PAGE:
↓
You're a whole sack o' shit. He already has the authority. Show me where he doesn't.

It doesn't work that way Vettebigot, you made the claim, it's up to you to prove it. It's not my responsibility to disprove your assertions.
I said you're full of shit, so prove your case or semper fi the fuck down.
 
You're a whole sack o' shit. He already has the authority. Show me where he doesn't.

Do you mean, under the 2001 AUMF, or constitutionally? The latter question is debatable, controversial, and unresolved by the courts.
 
He has the authority either way when Americans are being threatened or the national security interests of the nation come into play. In the present case Obama has the authority under the former AUMF which grants broad authority to attack terrorism wherever it exists.
↑
BRIEF 1:
Answer these questions from the exchange:
(a) Who does the exchange say must prove a claim?
(b) What question does the exchange call debatable, controversial, and unresolved by the courts?
(c) Under what does the exchange say Obama has the authority in the present case?
BRIEF 2: Pull from the exchange, word for word, the part that opens with the words containing "I said you're" and closes with "by the courts.".

SUPPLIED RECORDS:
↓
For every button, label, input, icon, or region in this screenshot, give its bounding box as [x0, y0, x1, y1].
↑
↓
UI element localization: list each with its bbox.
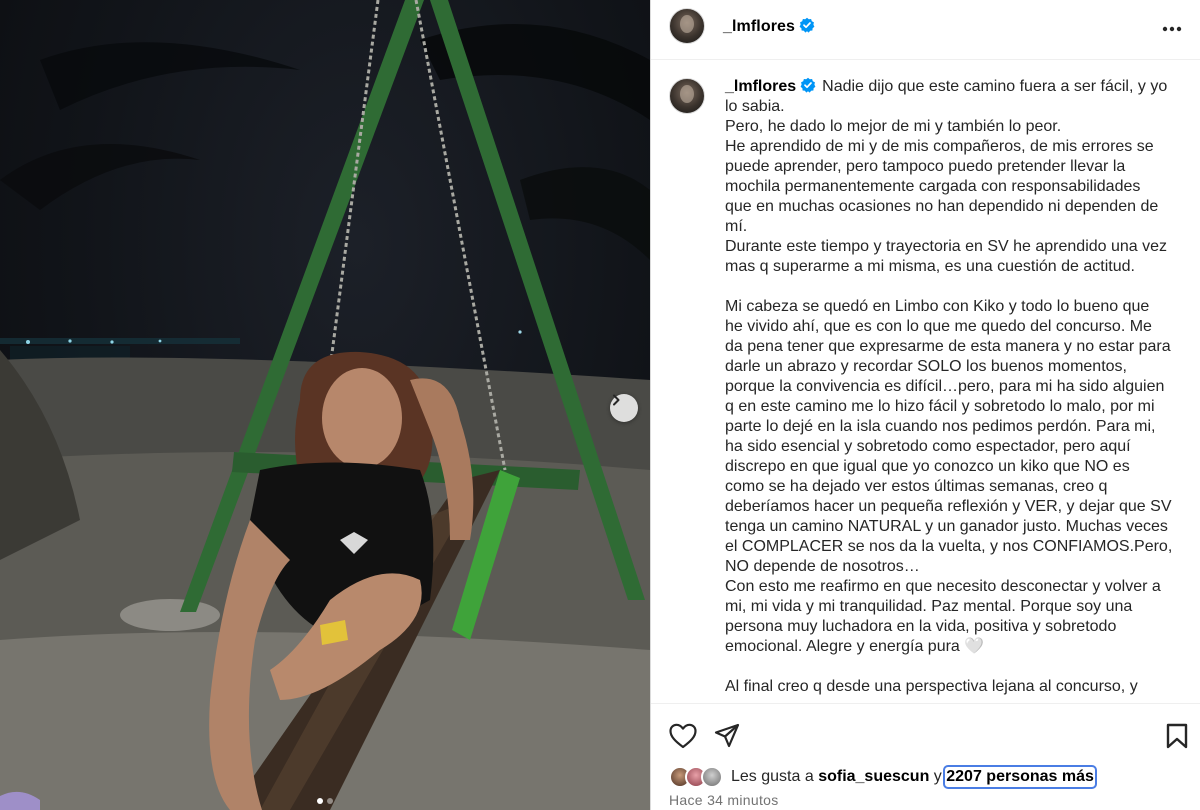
↑
WORKED ANSWER 1:
(a) The one who made the claim. It is not the other person's responsibility to disprove it.
(b) Whether he has the authority constitutionally, as opposed to under the 2001 AUMF.
(c) Under the former AUMF, which grants broad authority to attack terrorism wherever it exists.

WORKED ANSWER 2:
I said you're full of shit, so prove your case or semper fi the fuck down.
 
You're a whole sack o' shit. He already has the authority. Show me where he doesn't.

Do you mean, under the 2001 AUMF, or constitutionally? The latter question is debatable, controversial, and unresolved by the courts.